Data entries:
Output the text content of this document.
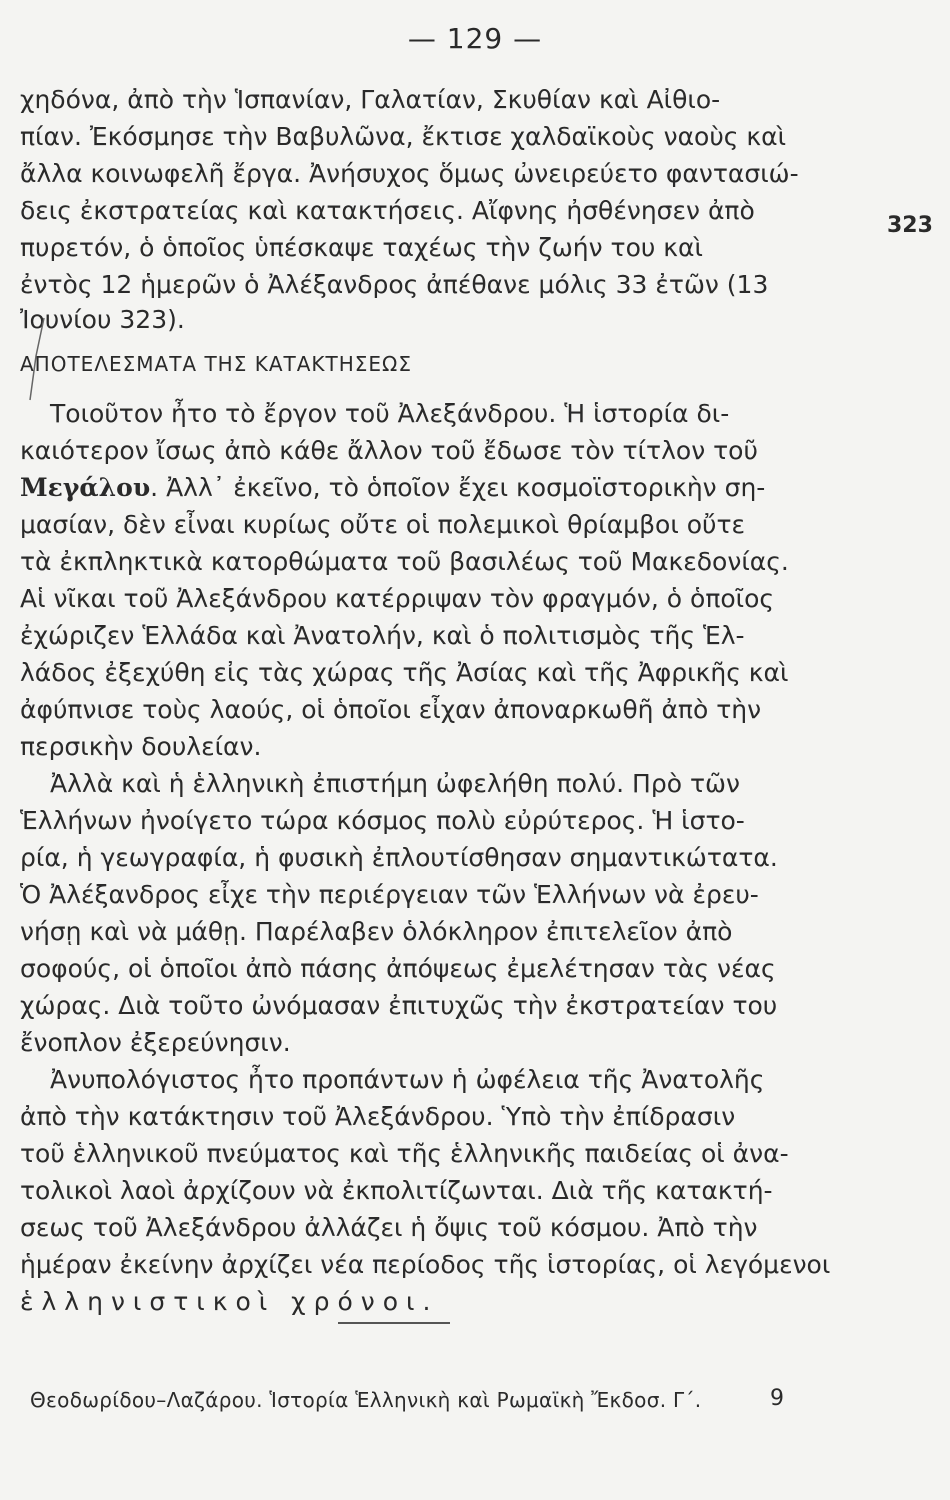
— 129 —
χηδόνα, ἀπὸ τὴν Ἱσπανίαν, Γαλατίαν, Σκυθίαν καὶ Αἰθιο-
πίαν. Ἐκόσμησε τὴν Βαβυλῶνα, ἔκτισε χαλδαϊκοὺς ναοὺς καὶ
ἄλλα κοινωφελῆ ἔργα. Ἀνήσυχος ὅμως ὠνειρεύετο φαντασιώ-
δεις ἐκστρατείας καὶ κατακτήσεις. Αἴφνης ἠσθένησεν ἀπὸ
πυρετόν, ὁ ὁποῖος ὑπέσκαψε ταχέως τὴν ζωήν του καὶ
ἐντὸς 12 ἡμερῶν ὁ Ἀλέξανδρος ἀπέθανε μόλις 33 ἐτῶν (13
Ἰουνίου 323).
323
ΑΠΟΤΕΛΕΣΜΑΤΑ ΤΗΣ ΚΑΤΑΚΤΗΣΕΩΣ
Τοιοῦτον ἦτο τὸ ἔργον τοῦ Ἀλεξάνδρου. Ἡ ἱστορία δι-
καιότερον ἴσως ἀπὸ κάθε ἄλλον τοῦ ἔδωσε τὸν τίτλον τοῦ
Μεγάλου. Ἀλλ᾽ ἐκεῖνο, τὸ ὁποῖον ἔχει κοσμοϊστορικὴν ση-
μασίαν, δὲν εἶναι κυρίως οὔτε οἱ πολεμικοὶ θρίαμβοι οὔτε
τὰ ἐκπληκτικὰ κατορθώματα τοῦ βασιλέως τοῦ Μακεδονίας.
Αἱ νῖκαι τοῦ Ἀλεξάνδρου κατέρριψαν τὸν φραγμόν, ὁ ὁποῖος
ἐχώριζεν Ἑλλάδα καὶ Ἀνατολήν, καὶ ὁ πολιτισμὸς τῆς Ἑλ-
λάδος ἐξεχύθη εἰς τὰς χώρας τῆς Ἀσίας καὶ τῆς Ἀφρικῆς καὶ
ἀφύπνισε τοὺς λαούς, οἱ ὁποῖοι εἶχαν ἀποναρκωθῆ ἀπὸ τὴν
περσικὴν δουλείαν.
Ἀλλὰ καὶ ἡ ἑλληνικὴ ἐπιστήμη ὠφελήθη πολύ. Πρὸ τῶν
Ἑλλήνων ἠνοίγετο τώρα κόσμος πολὺ εὐρύτερος. Ἡ ἱστο-
ρία, ἡ γεωγραφία, ἡ φυσικὴ ἐπλουτίσθησαν σημαντικώτατα.
Ὁ Ἀλέξανδρος εἶχε τὴν περιέργειαν τῶν Ἑλλήνων νὰ ἐρευ-
νήσῃ καὶ νὰ μάθῃ. Παρέλαβεν ὁλόκληρον ἐπιτελεῖον ἀπὸ
σοφούς, οἱ ὁποῖοι ἀπὸ πάσης ἀπόψεως ἐμελέτησαν τὰς νέας
χώρας. Διὰ τοῦτο ὠνόμασαν ἐπιτυχῶς τὴν ἐκστρατείαν του
ἔνοπλον ἐξερεύνησιν.
Ἀνυπολόγιστος ἦτο προπάντων ἡ ὠφέλεια τῆς Ἀνατολῆς
ἀπὸ τὴν κατάκτησιν τοῦ Ἀλεξάνδρου. Ὑπὸ τὴν ἐπίδρασιν
τοῦ ἑλληνικοῦ πνεύματος καὶ τῆς ἑλληνικῆς παιδείας οἱ ἀνα-
τολικοὶ λαοὶ ἀρχίζουν νὰ ἐκπολιτίζωνται. Διὰ τῆς κατακτή-
σεως τοῦ Ἀλεξάνδρου ἀλλάζει ἡ ὄψις τοῦ κόσμου. Ἀπὸ τὴν
ἡμέραν ἐκείνην ἀρχίζει νέα περίοδος τῆς ἱστορίας, οἱ λεγόμενοι
ἑλληνιστικοὶ χρόνοι.
Θεοδωρίδου–Λαζάρου. Ἱστορία Ἑλληνικὴ καὶ Ρωμαϊκὴ Ἔκδοσ. Γ΄.	9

» **Task details**: Every record above must be given again exactly; drop the pictures.

» **Output of the exercise**:
Output the text content of this document.
— 129 —
χηδόνα, ἀπὸ τὴν Ἱσπανίαν, Γαλατίαν, Σκυθίαν καὶ Αἰθιο-
πίαν. Ἐκόσμησε τὴν Βαβυλῶνα, ἔκτισε χαλδαϊκοὺς ναοὺς καὶ
ἄλλα κοινωφελῆ ἔργα. Ἀνήσυχος ὅμως ὠνειρεύετο φαντασιώ-
δεις ἐκστρατείας καὶ κατακτήσεις. Αἴφνης ἠσθένησεν ἀπὸ
πυρετόν, ὁ ὁποῖος ὑπέσκαψε ταχέως τὴν ζωήν του καὶ
ἐντὸς 12 ἡμερῶν ὁ Ἀλέξανδρος ἀπέθανε μόλις 33 ἐτῶν (13
Ἰουνίου 323).
323
ΑΠΟΤΕΛΕΣΜΑΤΑ ΤΗΣ ΚΑΤΑΚΤΗΣΕΩΣ
Τοιοῦτον ἦτο τὸ ἔργον τοῦ Ἀλεξάνδρου. Ἡ ἱστορία δι-
καιότερον ἴσως ἀπὸ κάθε ἄλλον τοῦ ἔδωσε τὸν τίτλον τοῦ
Μεγάλου. Ἀλλ᾽ ἐκεῖνο, τὸ ὁποῖον ἔχει κοσμοϊστορικὴν ση-
μασίαν, δὲν εἶναι κυρίως οὔτε οἱ πολεμικοὶ θρίαμβοι οὔτε
τὰ ἐκπληκτικὰ κατορθώματα τοῦ βασιλέως τοῦ Μακεδονίας.
Αἱ νῖκαι τοῦ Ἀλεξάνδρου κατέρριψαν τὸν φραγμόν, ὁ ὁποῖος
ἐχώριζεν Ἑλλάδα καὶ Ἀνατολήν, καὶ ὁ πολιτισμὸς τῆς Ἑλ-
λάδος ἐξεχύθη εἰς τὰς χώρας τῆς Ἀσίας καὶ τῆς Ἀφρικῆς καὶ
ἀφύπνισε τοὺς λαούς, οἱ ὁποῖοι εἶχαν ἀποναρκωθῆ ἀπὸ τὴν
περσικὴν δουλείαν.
Ἀλλὰ καὶ ἡ ἑλληνικὴ ἐπιστήμη ὠφελήθη πολύ. Πρὸ τῶν
Ἑλλήνων ἠνοίγετο τώρα κόσμος πολὺ εὐρύτερος. Ἡ ἱστο-
ρία, ἡ γεωγραφία, ἡ φυσικὴ ἐπλουτίσθησαν σημαντικώτατα.
Ὁ Ἀλέξανδρος εἶχε τὴν περιέργειαν τῶν Ἑλλήνων νὰ ἐρευ-
νήσῃ καὶ νὰ μάθῃ. Παρέλαβεν ὁλόκληρον ἐπιτελεῖον ἀπὸ
σοφούς, οἱ ὁποῖοι ἀπὸ πάσης ἀπόψεως ἐμελέτησαν τὰς νέας
χώρας. Διὰ τοῦτο ὠνόμασαν ἐπιτυχῶς τὴν ἐκστρατείαν του
ἔνοπλον ἐξερεύνησιν.
Ἀνυπολόγιστος ἦτο προπάντων ἡ ὠφέλεια τῆς Ἀνατολῆς
ἀπὸ τὴν κατάκτησιν τοῦ Ἀλεξάνδρου. Ὑπὸ τὴν ἐπίδρασιν
τοῦ ἑλληνικοῦ πνεύματος καὶ τῆς ἑλληνικῆς παιδείας οἱ ἀνα-
τολικοὶ λαοὶ ἀρχίζουν νὰ ἐκπολιτίζωνται. Διὰ τῆς κατακτή-
σεως τοῦ Ἀλεξάνδρου ἀλλάζει ἡ ὄψις τοῦ κόσμου. Ἀπὸ τὴν
ἡμέραν ἐκείνην ἀρχίζει νέα περίοδος τῆς ἱστορίας, οἱ λεγόμενοι
ἑλληνιστικοὶ χρόνοι.
Θεοδωρίδου–Λαζάρου. Ἱστορία Ἑλληνικὴ καὶ Ρωμαϊκὴ Ἔκδοσ. Γ΄.	9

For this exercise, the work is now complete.